-- Goal of the exercise --
Tell how many lines have the string "JSON" in them, and write nothing besides the number.

-- Supplied material --

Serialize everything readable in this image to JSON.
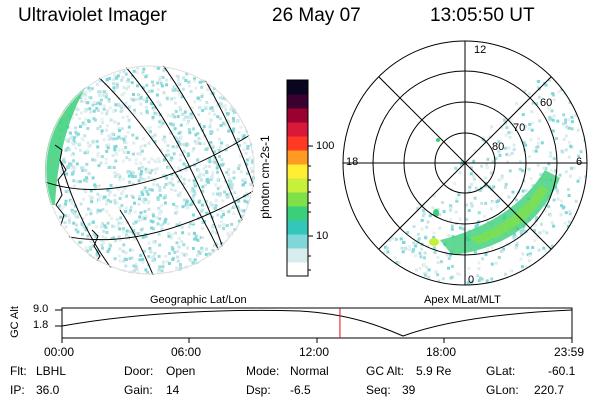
{
  "header": {
    "instrument": "Ultraviolet Imager",
    "date": "26 May 07",
    "time": "13:05:50 UT"
  },
  "colorbar": {
    "label": "photon cm-2s-1",
    "ticks": [
      "100",
      "10"
    ],
    "colors": [
      "#ffffff",
      "#d8ecee",
      "#7fd7d7",
      "#33c7bb",
      "#3ad07a",
      "#7fe04a",
      "#c6f03a",
      "#ffee33",
      "#ff9a22",
      "#ff3a22",
      "#d8193a",
      "#9a0030",
      "#3a0030",
      "#0a0520"
    ]
  },
  "geo_panel": {
    "label": "Geographic Lat/Lon"
  },
  "polar_panel": {
    "label": "Apex MLat/MLT",
    "mlt_labels": {
      "top": "12",
      "left": "18",
      "right": "6",
      "bottom": "0"
    },
    "lat_labels": [
      "60",
      "70",
      "80"
    ]
  },
  "timeline": {
    "ylabel": "GC Alt",
    "yticks": [
      "9.0",
      "1.8"
    ],
    "xticks": [
      "00:00",
      "06:00",
      "12:00",
      "18:00",
      "23:59"
    ],
    "current_time_fraction": 0.545
  },
  "info": [
    {
      "label": "Flt:",
      "value": "LBHL"
    },
    {
      "label": "Door:",
      "value": "Open"
    },
    {
      "label": "Mode:",
      "value": "Normal"
    },
    {
      "label": "GC Alt:",
      "value": "5.9 Re"
    },
    {
      "label": "GLat:",
      "value": "-60.1"
    },
    {
      "label": "IP:",
      "value": "36.0"
    },
    {
      "label": "Gain:",
      "value": "14"
    },
    {
      "label": "Dsp:",
      "value": "-6.5"
    },
    {
      "label": "Seq:",
      "value": "39"
    },
    {
      "label": "GLon:",
      "value": "220.7"
    }
  ]
}
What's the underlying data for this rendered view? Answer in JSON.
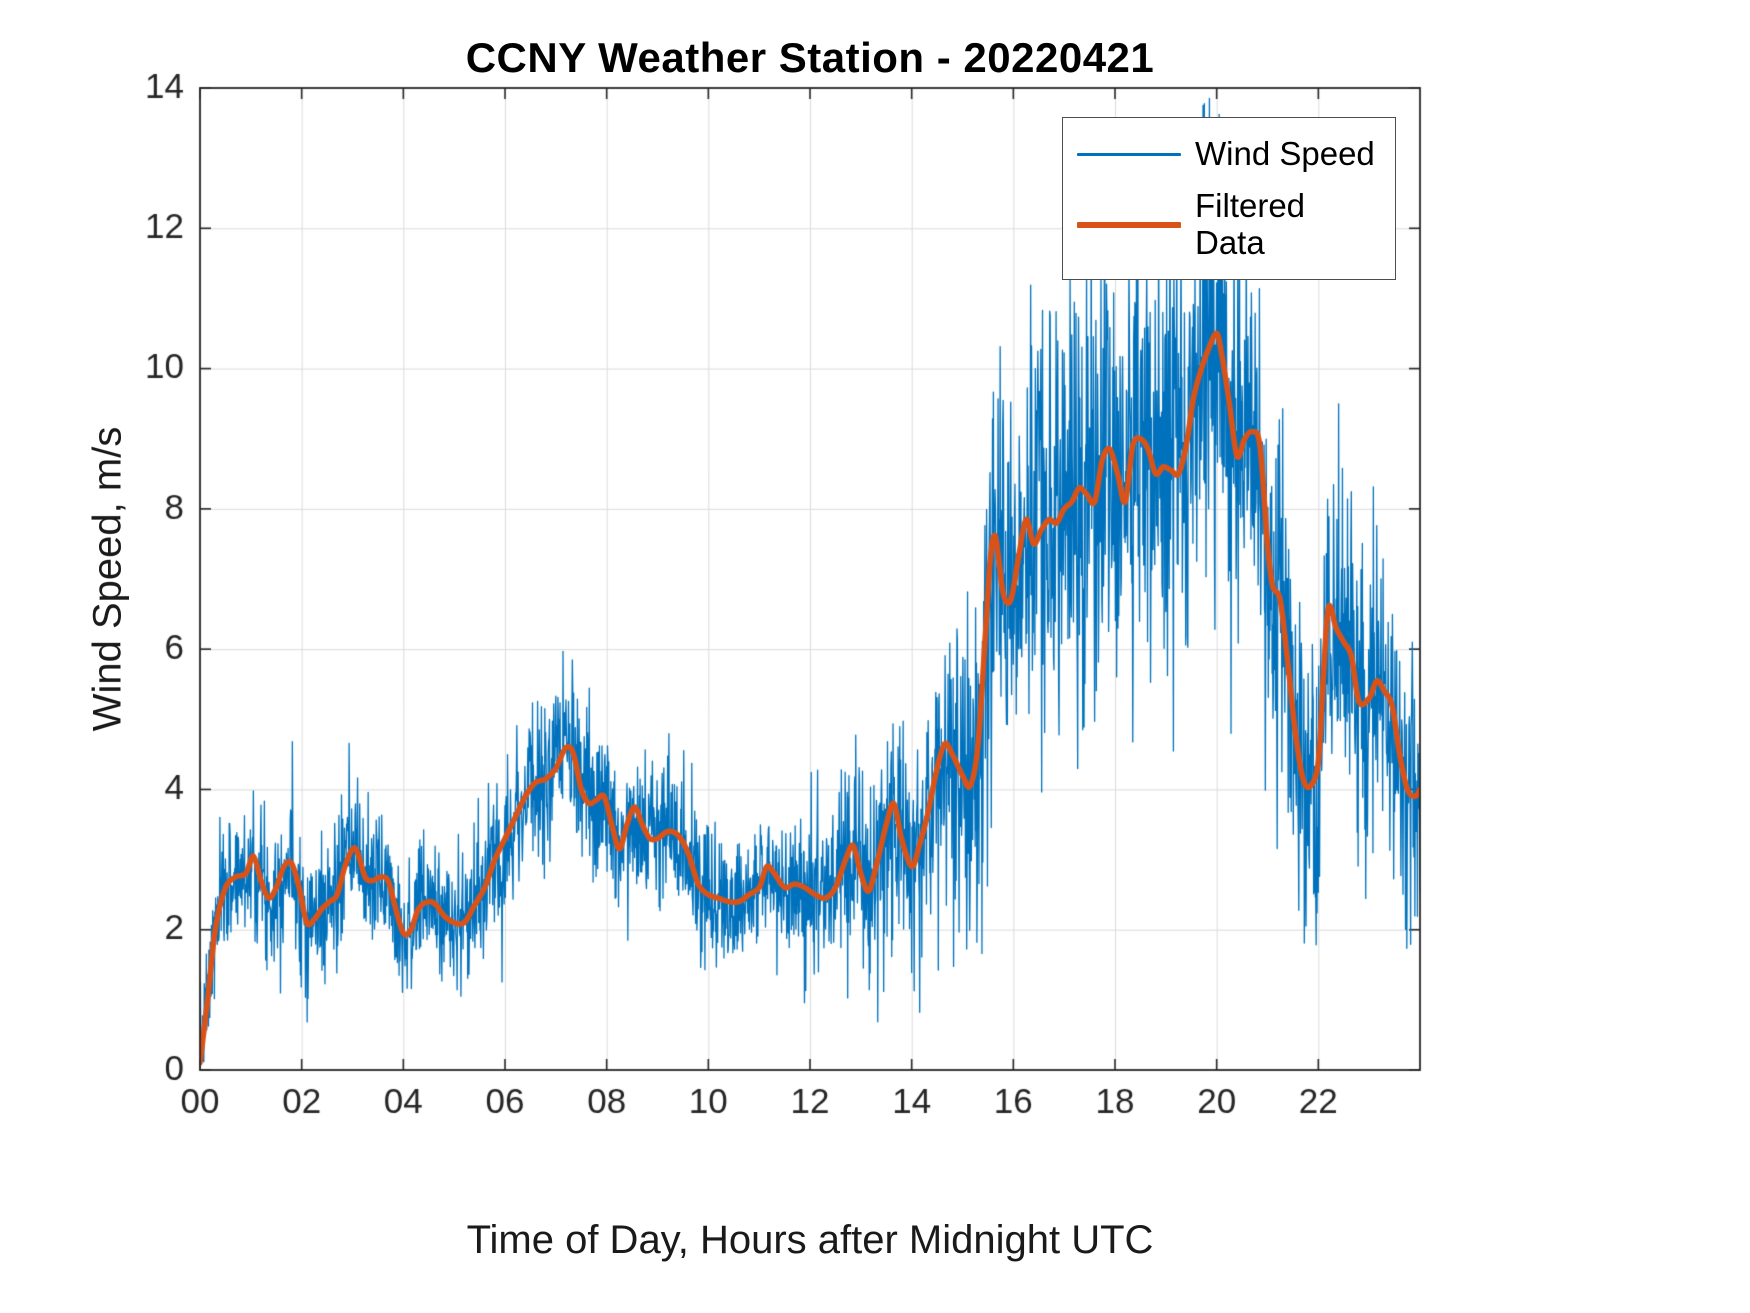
{
  "figure": {
    "title": "CCNY Weather Station - 20220421",
    "xlabel": "Time of Day, Hours after Midnight UTC",
    "ylabel": "Wind Speed, m/s"
  },
  "chart_data": {
    "type": "line",
    "title": "CCNY Weather Station - 20220421",
    "xlabel": "Time of Day, Hours after Midnight UTC",
    "ylabel": "Wind Speed, m/s",
    "xlim": [
      0,
      24
    ],
    "ylim": [
      0,
      14
    ],
    "grid": true,
    "legend_position": "northeast-inside",
    "xticks": {
      "values": [
        0,
        2,
        4,
        6,
        8,
        10,
        12,
        14,
        16,
        18,
        20,
        22
      ],
      "labels": [
        "00",
        "02",
        "04",
        "06",
        "08",
        "10",
        "12",
        "14",
        "16",
        "18",
        "20",
        "22"
      ]
    },
    "yticks": {
      "values": [
        0,
        2,
        4,
        6,
        8,
        10,
        12,
        14
      ],
      "labels": [
        "0",
        "2",
        "4",
        "6",
        "8",
        "10",
        "12",
        "14"
      ]
    },
    "series": [
      {
        "name": "Wind Speed",
        "color": "#0072BD",
        "line_width": 1.3,
        "style": "raw-noisy",
        "derivation": "filtered baseline plus gaussian noise envelope read from plot",
        "sample_interval_hours": 0.008333,
        "seed": 7,
        "noise_sd_keypoints": {
          "t": [
            0,
            1,
            2,
            3,
            4,
            5,
            6,
            7,
            8,
            9,
            10,
            11,
            12,
            12.8,
            13.5,
            14,
            14.7,
            15.3,
            15.7,
            16.5,
            17.5,
            18.5,
            19.5,
            20.5,
            21,
            21.5,
            22,
            23,
            24
          ],
          "sd": [
            0.4,
            0.5,
            0.55,
            0.5,
            0.42,
            0.45,
            0.55,
            0.55,
            0.55,
            0.5,
            0.45,
            0.5,
            0.5,
            0.65,
            0.8,
            0.9,
            1.0,
            1.2,
            1.4,
            1.5,
            1.6,
            1.5,
            1.7,
            1.5,
            1.3,
            1.1,
            1.2,
            1.1,
            0.9
          ]
        },
        "value_clip": [
          0.12,
          13.85
        ]
      },
      {
        "name": "Filtered Data",
        "color": "#D95319",
        "line_width": 5.5,
        "style": "smooth",
        "x": [
          0,
          0.15,
          0.3,
          0.5,
          0.7,
          0.9,
          1.05,
          1.2,
          1.35,
          1.5,
          1.65,
          1.8,
          1.95,
          2.1,
          2.25,
          2.4,
          2.55,
          2.7,
          2.85,
          3.0,
          3.1,
          3.25,
          3.4,
          3.55,
          3.7,
          3.85,
          4.0,
          4.15,
          4.3,
          4.5,
          4.65,
          4.8,
          5.0,
          5.2,
          5.4,
          5.6,
          5.8,
          6.0,
          6.2,
          6.4,
          6.6,
          6.8,
          7.0,
          7.2,
          7.35,
          7.5,
          7.65,
          7.8,
          7.95,
          8.1,
          8.25,
          8.4,
          8.55,
          8.7,
          8.85,
          9.0,
          9.2,
          9.4,
          9.6,
          9.8,
          10.0,
          10.2,
          10.4,
          10.6,
          10.8,
          11.0,
          11.15,
          11.3,
          11.5,
          11.7,
          11.9,
          12.1,
          12.3,
          12.5,
          12.7,
          12.85,
          13.0,
          13.15,
          13.3,
          13.5,
          13.65,
          13.8,
          14.0,
          14.15,
          14.3,
          14.5,
          14.65,
          14.8,
          15.0,
          15.15,
          15.3,
          15.45,
          15.55,
          15.65,
          15.8,
          15.95,
          16.1,
          16.25,
          16.4,
          16.55,
          16.7,
          16.85,
          17.0,
          17.15,
          17.3,
          17.45,
          17.6,
          17.75,
          17.9,
          18.05,
          18.2,
          18.35,
          18.5,
          18.65,
          18.8,
          18.95,
          19.1,
          19.25,
          19.4,
          19.55,
          19.7,
          19.85,
          20.0,
          20.1,
          20.25,
          20.4,
          20.55,
          20.7,
          20.85,
          21.0,
          21.1,
          21.25,
          21.4,
          21.55,
          21.7,
          21.85,
          22.0,
          22.1,
          22.2,
          22.35,
          22.5,
          22.65,
          22.8,
          23.0,
          23.15,
          23.3,
          23.45,
          23.6,
          23.75,
          23.9,
          24.0
        ],
        "y": [
          0.1,
          1.0,
          2.0,
          2.6,
          2.75,
          2.8,
          3.05,
          2.7,
          2.45,
          2.6,
          2.9,
          2.95,
          2.6,
          2.1,
          2.15,
          2.3,
          2.4,
          2.5,
          2.9,
          3.15,
          3.1,
          2.75,
          2.7,
          2.75,
          2.7,
          2.3,
          1.95,
          2.0,
          2.3,
          2.4,
          2.35,
          2.2,
          2.1,
          2.1,
          2.35,
          2.6,
          3.0,
          3.3,
          3.6,
          3.9,
          4.1,
          4.15,
          4.3,
          4.6,
          4.5,
          4.0,
          3.8,
          3.85,
          3.9,
          3.5,
          3.15,
          3.5,
          3.75,
          3.5,
          3.3,
          3.3,
          3.4,
          3.35,
          3.1,
          2.65,
          2.5,
          2.45,
          2.4,
          2.4,
          2.5,
          2.6,
          2.9,
          2.8,
          2.6,
          2.65,
          2.6,
          2.5,
          2.45,
          2.6,
          3.0,
          3.2,
          2.8,
          2.55,
          2.9,
          3.5,
          3.8,
          3.3,
          2.9,
          3.2,
          3.6,
          4.3,
          4.65,
          4.5,
          4.2,
          4.05,
          4.6,
          6.2,
          7.3,
          7.6,
          6.8,
          6.7,
          7.3,
          7.85,
          7.5,
          7.7,
          7.85,
          7.8,
          8.0,
          8.1,
          8.3,
          8.2,
          8.1,
          8.7,
          8.85,
          8.5,
          8.1,
          8.9,
          9.0,
          8.85,
          8.5,
          8.6,
          8.55,
          8.5,
          8.9,
          9.6,
          10.0,
          10.3,
          10.5,
          10.2,
          9.5,
          8.75,
          9.0,
          9.1,
          8.9,
          7.5,
          6.9,
          6.7,
          5.8,
          4.8,
          4.15,
          4.05,
          4.4,
          5.6,
          6.6,
          6.3,
          6.1,
          5.9,
          5.25,
          5.3,
          5.55,
          5.4,
          5.2,
          4.5,
          4.0,
          3.9,
          4.0
        ]
      }
    ],
    "axis_color": "#262626",
    "grid_color": "#dcdcdc",
    "tick_font_px": 35
  },
  "legend": {
    "items": [
      {
        "label": "Wind Speed"
      },
      {
        "label": "Filtered Data"
      }
    ]
  }
}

-- Solution to this exercise --
2